(Collected data entries)
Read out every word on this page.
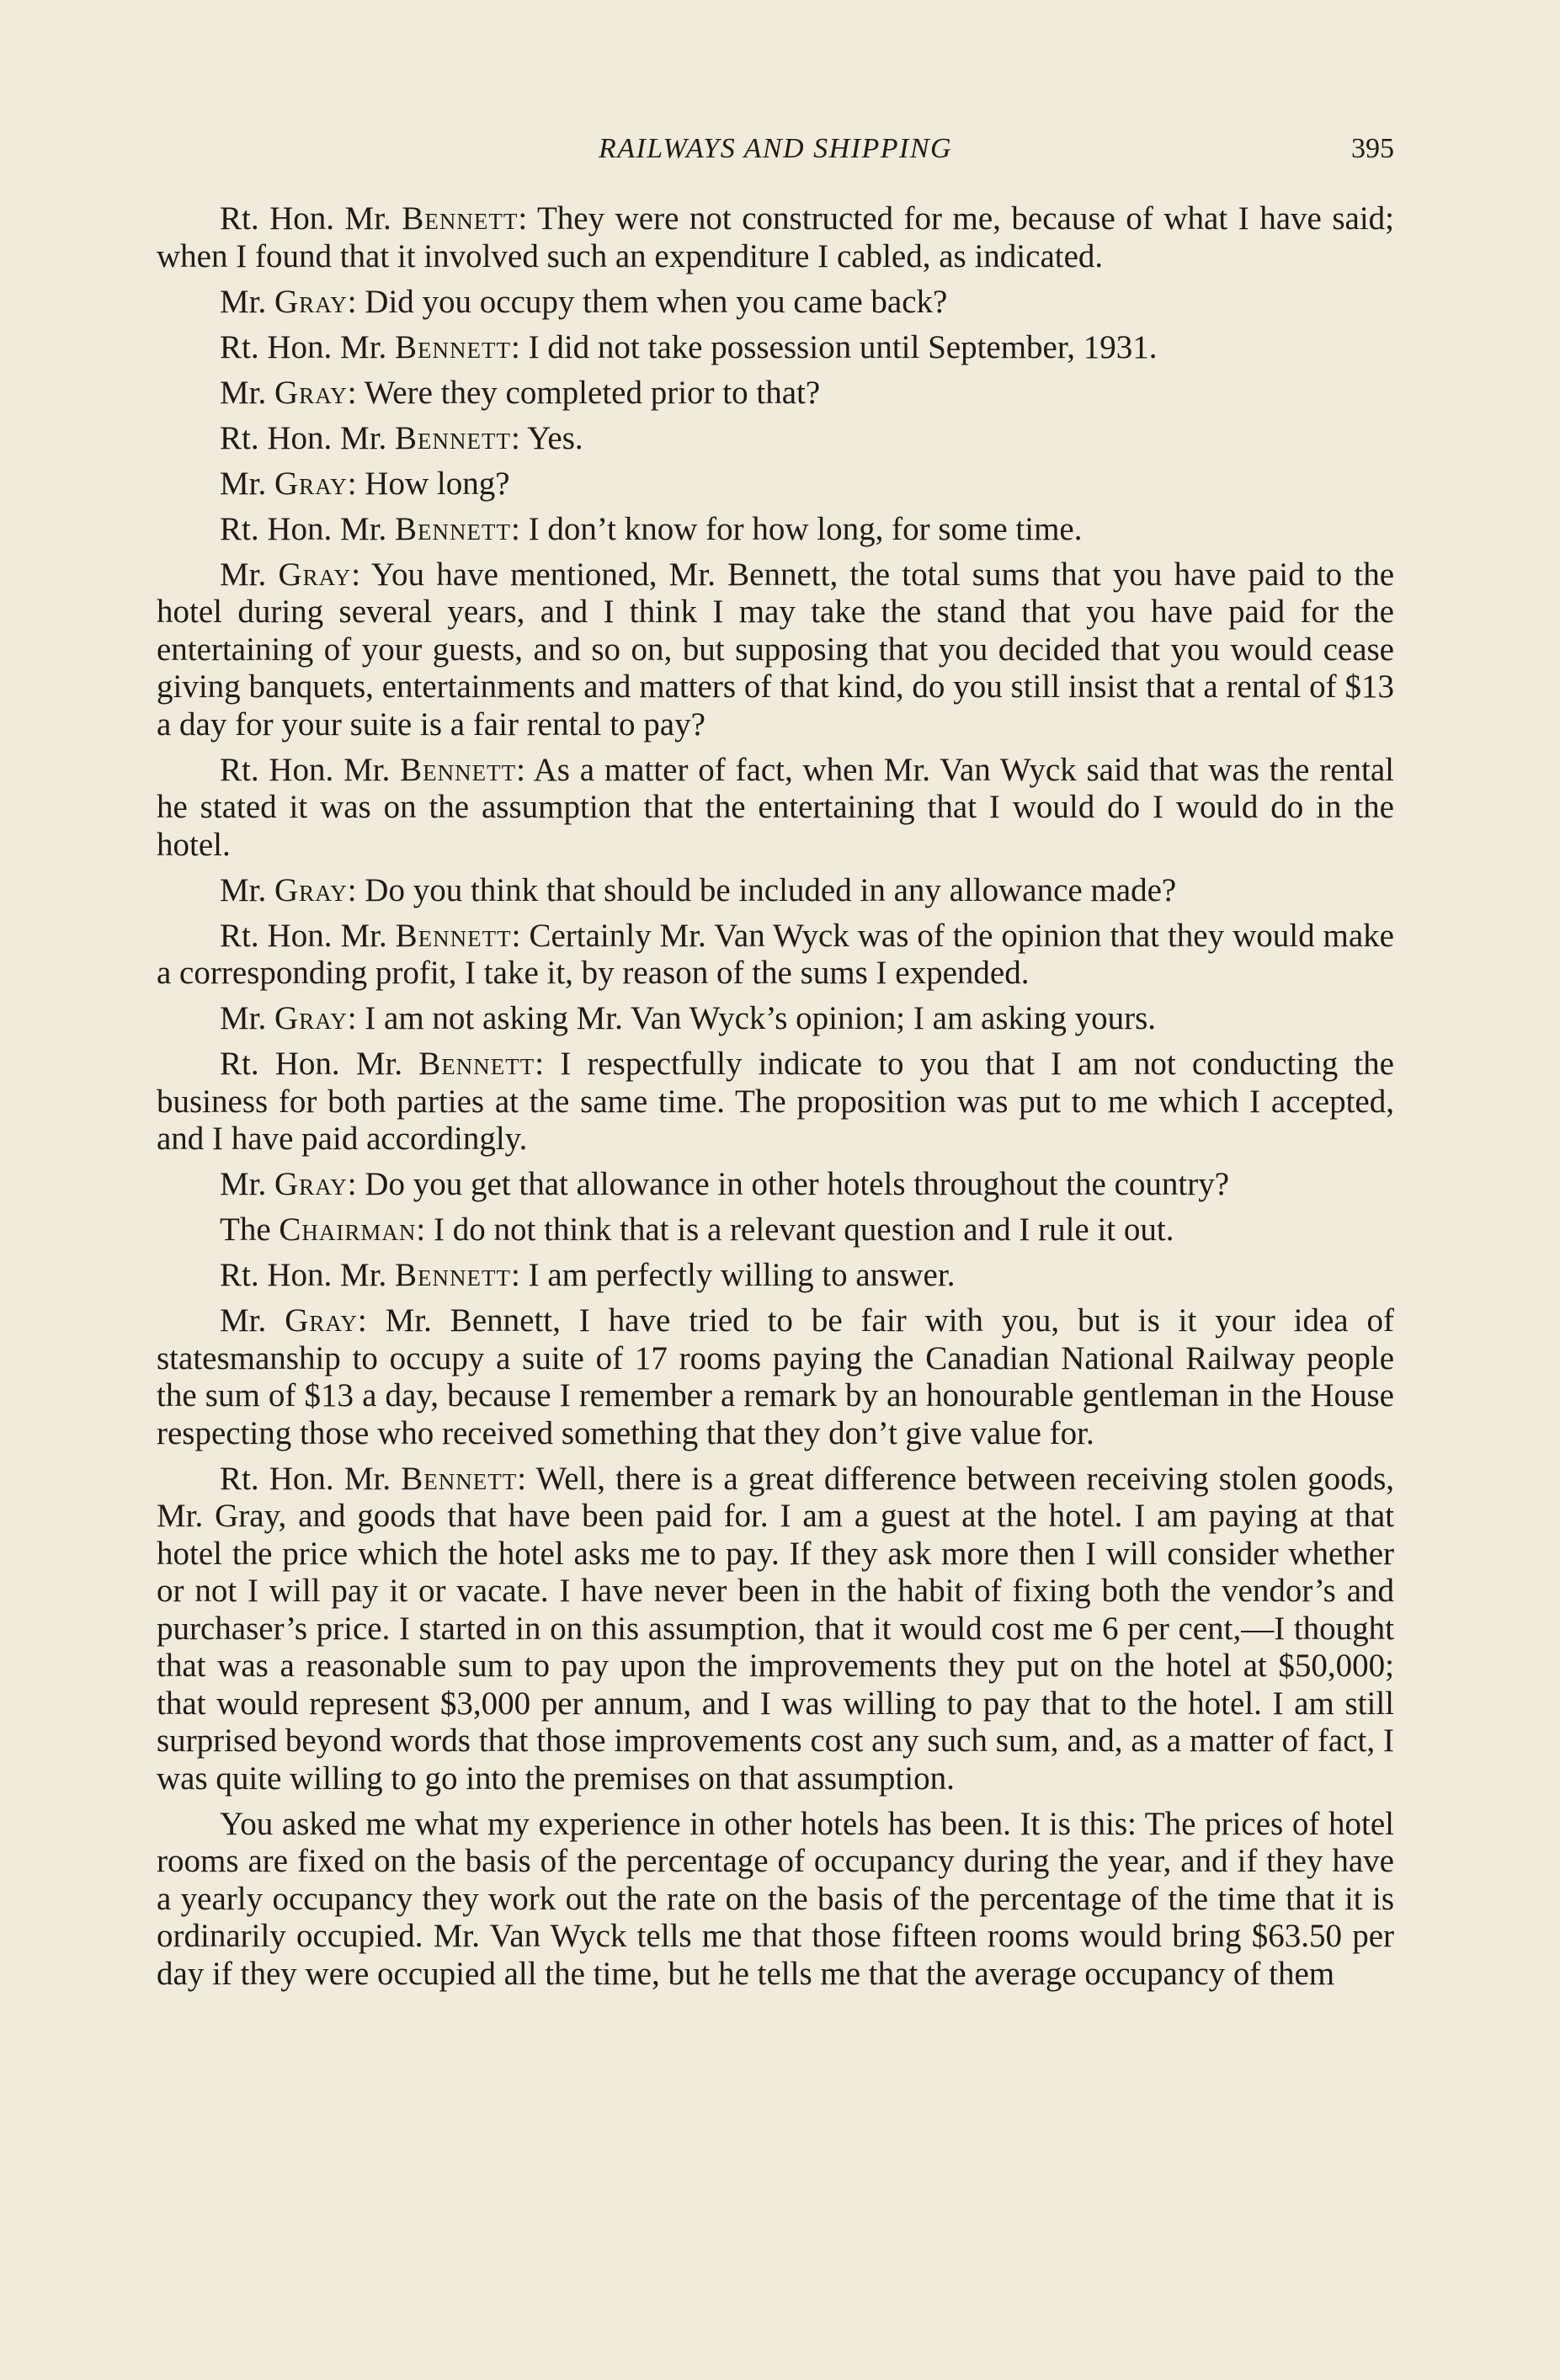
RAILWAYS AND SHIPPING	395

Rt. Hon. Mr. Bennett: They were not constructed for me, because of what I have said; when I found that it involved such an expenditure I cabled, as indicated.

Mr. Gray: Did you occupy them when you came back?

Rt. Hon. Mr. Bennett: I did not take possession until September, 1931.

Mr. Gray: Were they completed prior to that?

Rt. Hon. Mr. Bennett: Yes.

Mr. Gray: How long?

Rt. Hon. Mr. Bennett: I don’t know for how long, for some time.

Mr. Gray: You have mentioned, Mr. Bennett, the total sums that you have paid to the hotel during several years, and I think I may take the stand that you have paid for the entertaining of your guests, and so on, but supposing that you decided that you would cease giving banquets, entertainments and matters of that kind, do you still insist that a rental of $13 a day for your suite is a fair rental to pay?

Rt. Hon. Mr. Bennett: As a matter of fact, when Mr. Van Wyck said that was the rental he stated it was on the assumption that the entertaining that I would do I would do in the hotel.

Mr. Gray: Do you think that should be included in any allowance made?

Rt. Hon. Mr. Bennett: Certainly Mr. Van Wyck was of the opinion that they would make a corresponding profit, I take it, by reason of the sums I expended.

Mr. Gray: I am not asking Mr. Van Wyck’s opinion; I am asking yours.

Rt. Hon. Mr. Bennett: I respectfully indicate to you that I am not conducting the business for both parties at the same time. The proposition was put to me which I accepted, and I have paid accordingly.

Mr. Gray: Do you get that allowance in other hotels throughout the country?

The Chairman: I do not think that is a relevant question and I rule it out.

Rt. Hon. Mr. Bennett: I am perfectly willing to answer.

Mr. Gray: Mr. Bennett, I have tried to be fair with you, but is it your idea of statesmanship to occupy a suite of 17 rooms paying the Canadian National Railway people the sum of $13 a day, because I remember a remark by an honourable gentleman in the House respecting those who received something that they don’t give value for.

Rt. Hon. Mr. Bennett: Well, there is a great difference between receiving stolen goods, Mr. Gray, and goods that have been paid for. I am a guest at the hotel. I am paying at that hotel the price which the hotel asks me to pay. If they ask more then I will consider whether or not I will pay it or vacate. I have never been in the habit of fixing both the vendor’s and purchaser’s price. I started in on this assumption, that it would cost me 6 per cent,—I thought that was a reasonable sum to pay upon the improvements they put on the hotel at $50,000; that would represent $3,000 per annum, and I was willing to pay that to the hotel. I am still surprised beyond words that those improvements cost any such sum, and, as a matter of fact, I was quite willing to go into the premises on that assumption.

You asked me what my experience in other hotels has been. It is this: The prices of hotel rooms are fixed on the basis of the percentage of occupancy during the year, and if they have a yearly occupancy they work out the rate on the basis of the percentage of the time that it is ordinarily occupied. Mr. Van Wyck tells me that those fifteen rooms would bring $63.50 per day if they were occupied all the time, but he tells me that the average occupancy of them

**Task brief:** Print all of the records shown above exactly, leaving out each picture.

**Solution to the exercise:**
Read out every word on this page.
RAILWAYS AND SHIPPING	395

Rt. Hon. Mr. Bennett: They were not constructed for me, because of what I have said; when I found that it involved such an expenditure I cabled, as indicated.

Mr. Gray: Did you occupy them when you came back?

Rt. Hon. Mr. Bennett: I did not take possession until September, 1931.

Mr. Gray: Were they completed prior to that?

Rt. Hon. Mr. Bennett: Yes.

Mr. Gray: How long?

Rt. Hon. Mr. Bennett: I don’t know for how long, for some time.

Mr. Gray: You have mentioned, Mr. Bennett, the total sums that you have paid to the hotel during several years, and I think I may take the stand that you have paid for the entertaining of your guests, and so on, but supposing that you decided that you would cease giving banquets, entertainments and matters of that kind, do you still insist that a rental of $13 a day for your suite is a fair rental to pay?

Rt. Hon. Mr. Bennett: As a matter of fact, when Mr. Van Wyck said that was the rental he stated it was on the assumption that the entertaining that I would do I would do in the hotel.

Mr. Gray: Do you think that should be included in any allowance made?

Rt. Hon. Mr. Bennett: Certainly Mr. Van Wyck was of the opinion that they would make a corresponding profit, I take it, by reason of the sums I expended.

Mr. Gray: I am not asking Mr. Van Wyck’s opinion; I am asking yours.

Rt. Hon. Mr. Bennett: I respectfully indicate to you that I am not conducting the business for both parties at the same time. The proposition was put to me which I accepted, and I have paid accordingly.

Mr. Gray: Do you get that allowance in other hotels throughout the country?

The Chairman: I do not think that is a relevant question and I rule it out.

Rt. Hon. Mr. Bennett: I am perfectly willing to answer.

Mr. Gray: Mr. Bennett, I have tried to be fair with you, but is it your idea of statesmanship to occupy a suite of 17 rooms paying the Canadian National Railway people the sum of $13 a day, because I remember a remark by an honourable gentleman in the House respecting those who received something that they don’t give value for.

Rt. Hon. Mr. Bennett: Well, there is a great difference between receiving stolen goods, Mr. Gray, and goods that have been paid for. I am a guest at the hotel. I am paying at that hotel the price which the hotel asks me to pay. If they ask more then I will consider whether or not I will pay it or vacate. I have never been in the habit of fixing both the vendor’s and purchaser’s price. I started in on this assumption, that it would cost me 6 per cent,—I thought that was a reasonable sum to pay upon the improvements they put on the hotel at $50,000; that would represent $3,000 per annum, and I was willing to pay that to the hotel. I am still surprised beyond words that those improvements cost any such sum, and, as a matter of fact, I was quite willing to go into the premises on that assumption.

You asked me what my experience in other hotels has been. It is this: The prices of hotel rooms are fixed on the basis of the percentage of occupancy during the year, and if they have a yearly occupancy they work out the rate on the basis of the percentage of the time that it is ordinarily occupied. Mr. Van Wyck tells me that those fifteen rooms would bring $63.50 per day if they were occupied all the time, but he tells me that the average occupancy of them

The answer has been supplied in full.